» **Given information**:
***

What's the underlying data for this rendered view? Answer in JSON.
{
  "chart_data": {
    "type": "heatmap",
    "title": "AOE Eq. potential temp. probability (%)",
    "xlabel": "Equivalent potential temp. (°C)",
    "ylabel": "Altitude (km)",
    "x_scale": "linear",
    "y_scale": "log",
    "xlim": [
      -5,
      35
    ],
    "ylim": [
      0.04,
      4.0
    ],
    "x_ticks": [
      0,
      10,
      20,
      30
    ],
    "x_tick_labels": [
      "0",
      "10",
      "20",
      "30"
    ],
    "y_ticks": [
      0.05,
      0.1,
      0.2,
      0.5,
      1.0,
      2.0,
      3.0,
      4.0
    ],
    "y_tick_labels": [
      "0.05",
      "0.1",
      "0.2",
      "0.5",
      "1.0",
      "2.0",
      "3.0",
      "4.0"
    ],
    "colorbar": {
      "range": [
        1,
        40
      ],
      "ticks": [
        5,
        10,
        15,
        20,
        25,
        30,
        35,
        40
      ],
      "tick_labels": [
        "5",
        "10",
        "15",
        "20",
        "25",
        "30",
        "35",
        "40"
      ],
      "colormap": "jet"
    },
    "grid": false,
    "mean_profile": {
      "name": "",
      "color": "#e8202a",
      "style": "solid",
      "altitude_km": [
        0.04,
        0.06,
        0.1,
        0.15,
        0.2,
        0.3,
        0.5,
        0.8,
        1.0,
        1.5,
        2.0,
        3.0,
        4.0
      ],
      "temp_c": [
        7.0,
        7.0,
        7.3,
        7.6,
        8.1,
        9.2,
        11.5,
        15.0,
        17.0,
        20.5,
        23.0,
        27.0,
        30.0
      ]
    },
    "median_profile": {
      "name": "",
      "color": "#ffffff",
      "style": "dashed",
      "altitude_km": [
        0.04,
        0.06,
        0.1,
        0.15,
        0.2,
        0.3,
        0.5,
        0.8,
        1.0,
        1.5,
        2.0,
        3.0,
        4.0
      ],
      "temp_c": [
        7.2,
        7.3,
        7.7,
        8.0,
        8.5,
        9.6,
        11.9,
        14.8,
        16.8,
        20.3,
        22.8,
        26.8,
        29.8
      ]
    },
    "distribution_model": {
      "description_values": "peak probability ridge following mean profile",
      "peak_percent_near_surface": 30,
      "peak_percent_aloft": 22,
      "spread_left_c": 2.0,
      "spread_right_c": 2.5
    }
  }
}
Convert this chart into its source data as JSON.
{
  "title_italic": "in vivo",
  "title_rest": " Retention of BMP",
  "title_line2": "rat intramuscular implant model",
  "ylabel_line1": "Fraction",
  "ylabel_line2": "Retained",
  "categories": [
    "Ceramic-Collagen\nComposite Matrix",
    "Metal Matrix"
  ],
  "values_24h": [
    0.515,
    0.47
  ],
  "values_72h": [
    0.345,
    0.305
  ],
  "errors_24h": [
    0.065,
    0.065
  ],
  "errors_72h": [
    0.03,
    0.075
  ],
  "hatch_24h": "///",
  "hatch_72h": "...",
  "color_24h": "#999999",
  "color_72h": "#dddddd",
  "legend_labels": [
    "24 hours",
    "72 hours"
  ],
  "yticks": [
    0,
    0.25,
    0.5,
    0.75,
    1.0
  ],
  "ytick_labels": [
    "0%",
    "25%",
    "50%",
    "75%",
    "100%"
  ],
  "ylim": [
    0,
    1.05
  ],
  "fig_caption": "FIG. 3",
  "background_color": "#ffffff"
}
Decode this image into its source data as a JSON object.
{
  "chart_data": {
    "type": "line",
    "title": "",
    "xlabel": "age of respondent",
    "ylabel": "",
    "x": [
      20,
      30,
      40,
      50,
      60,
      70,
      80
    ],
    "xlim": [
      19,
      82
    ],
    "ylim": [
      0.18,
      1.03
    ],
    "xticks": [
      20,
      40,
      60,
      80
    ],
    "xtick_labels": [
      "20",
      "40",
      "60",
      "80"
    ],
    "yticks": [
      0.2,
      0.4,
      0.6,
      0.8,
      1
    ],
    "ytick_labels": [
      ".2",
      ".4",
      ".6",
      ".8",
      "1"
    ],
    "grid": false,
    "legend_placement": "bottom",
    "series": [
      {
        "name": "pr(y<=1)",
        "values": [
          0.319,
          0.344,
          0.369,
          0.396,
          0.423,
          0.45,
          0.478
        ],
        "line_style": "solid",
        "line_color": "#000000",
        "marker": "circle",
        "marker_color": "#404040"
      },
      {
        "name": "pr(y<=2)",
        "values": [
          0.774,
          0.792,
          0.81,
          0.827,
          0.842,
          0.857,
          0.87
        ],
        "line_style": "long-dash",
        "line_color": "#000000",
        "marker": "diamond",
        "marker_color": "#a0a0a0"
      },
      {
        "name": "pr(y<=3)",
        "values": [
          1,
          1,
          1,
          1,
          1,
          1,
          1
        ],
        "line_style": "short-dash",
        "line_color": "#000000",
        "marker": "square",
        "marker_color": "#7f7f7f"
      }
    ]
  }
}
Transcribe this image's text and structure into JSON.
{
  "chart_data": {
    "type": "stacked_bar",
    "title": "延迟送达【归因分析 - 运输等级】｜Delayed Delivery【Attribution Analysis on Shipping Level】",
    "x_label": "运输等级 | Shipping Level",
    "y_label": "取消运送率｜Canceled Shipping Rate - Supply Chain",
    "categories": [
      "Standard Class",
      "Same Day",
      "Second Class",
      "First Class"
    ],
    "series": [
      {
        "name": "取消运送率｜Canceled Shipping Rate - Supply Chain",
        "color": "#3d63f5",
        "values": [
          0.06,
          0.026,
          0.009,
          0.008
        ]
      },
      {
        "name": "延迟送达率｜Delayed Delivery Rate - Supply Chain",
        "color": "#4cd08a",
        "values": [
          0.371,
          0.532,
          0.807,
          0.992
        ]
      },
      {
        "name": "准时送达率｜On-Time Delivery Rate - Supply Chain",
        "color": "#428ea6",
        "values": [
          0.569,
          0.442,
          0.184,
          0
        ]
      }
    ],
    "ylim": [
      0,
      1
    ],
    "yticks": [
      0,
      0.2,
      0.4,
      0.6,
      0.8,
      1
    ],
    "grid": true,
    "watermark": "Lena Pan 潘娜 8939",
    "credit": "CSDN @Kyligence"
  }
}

***

» **Objective**: Copy each line of the listing that holds the word "potential".

» **Output of the task**:
    "title": "AOE Eq. potential temp. probability (%)",
    "xlabel": "Equivalent potential temp. (°C)",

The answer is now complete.